- **Exercise details**
Wherever the word "name" shows up in a line, please copy that line.

(Dataset entries on figures)
————

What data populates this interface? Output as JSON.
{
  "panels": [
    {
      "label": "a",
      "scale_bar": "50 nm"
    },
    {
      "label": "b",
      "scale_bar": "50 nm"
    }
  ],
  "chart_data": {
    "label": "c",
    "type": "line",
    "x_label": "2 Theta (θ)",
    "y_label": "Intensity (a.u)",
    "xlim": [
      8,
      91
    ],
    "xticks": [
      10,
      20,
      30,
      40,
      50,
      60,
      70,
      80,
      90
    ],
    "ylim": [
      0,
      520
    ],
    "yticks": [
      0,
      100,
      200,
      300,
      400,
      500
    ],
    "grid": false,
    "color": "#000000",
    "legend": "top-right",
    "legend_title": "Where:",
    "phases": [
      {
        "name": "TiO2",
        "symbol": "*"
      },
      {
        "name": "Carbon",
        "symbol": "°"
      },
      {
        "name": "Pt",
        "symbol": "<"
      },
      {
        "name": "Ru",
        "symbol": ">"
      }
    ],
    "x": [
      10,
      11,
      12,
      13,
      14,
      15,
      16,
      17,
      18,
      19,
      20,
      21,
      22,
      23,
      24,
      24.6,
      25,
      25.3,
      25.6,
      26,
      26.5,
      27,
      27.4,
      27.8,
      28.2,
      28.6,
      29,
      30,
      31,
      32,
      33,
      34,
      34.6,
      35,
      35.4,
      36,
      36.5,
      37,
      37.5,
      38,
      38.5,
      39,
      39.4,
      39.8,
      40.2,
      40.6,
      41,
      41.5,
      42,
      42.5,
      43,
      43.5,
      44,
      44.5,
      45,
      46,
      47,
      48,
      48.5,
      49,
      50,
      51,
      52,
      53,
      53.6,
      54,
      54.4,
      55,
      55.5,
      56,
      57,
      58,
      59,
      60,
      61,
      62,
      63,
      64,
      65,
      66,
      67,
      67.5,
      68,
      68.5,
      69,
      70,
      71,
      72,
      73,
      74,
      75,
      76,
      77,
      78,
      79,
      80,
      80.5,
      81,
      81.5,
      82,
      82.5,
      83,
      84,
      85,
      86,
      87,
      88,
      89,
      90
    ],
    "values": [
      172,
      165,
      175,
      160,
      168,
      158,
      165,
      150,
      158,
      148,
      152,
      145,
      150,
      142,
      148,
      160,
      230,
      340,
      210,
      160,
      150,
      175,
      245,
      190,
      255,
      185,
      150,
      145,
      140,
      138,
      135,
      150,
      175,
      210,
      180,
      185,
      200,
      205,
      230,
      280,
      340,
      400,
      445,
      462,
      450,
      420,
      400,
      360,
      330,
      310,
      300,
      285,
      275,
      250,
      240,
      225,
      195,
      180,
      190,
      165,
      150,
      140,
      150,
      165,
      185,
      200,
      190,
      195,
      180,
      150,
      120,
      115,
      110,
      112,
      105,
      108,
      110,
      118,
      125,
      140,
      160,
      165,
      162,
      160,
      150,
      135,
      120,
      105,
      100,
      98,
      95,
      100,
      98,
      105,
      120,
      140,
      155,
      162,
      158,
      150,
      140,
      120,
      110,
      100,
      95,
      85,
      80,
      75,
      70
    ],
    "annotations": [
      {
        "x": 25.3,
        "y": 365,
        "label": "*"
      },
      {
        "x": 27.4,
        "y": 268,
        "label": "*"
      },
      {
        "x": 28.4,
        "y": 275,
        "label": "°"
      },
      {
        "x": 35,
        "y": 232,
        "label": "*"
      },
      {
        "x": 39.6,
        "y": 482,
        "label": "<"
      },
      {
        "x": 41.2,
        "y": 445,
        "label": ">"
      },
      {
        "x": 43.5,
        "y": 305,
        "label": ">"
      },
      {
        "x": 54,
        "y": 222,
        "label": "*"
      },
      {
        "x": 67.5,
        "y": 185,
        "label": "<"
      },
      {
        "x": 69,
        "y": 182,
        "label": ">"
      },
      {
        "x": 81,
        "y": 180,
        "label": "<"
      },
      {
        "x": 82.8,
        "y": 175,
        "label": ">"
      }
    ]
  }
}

————

- **Reply**
        "name": "TiO2",
        "name": "Carbon",
        "name": "Pt",
        "name": "Ru",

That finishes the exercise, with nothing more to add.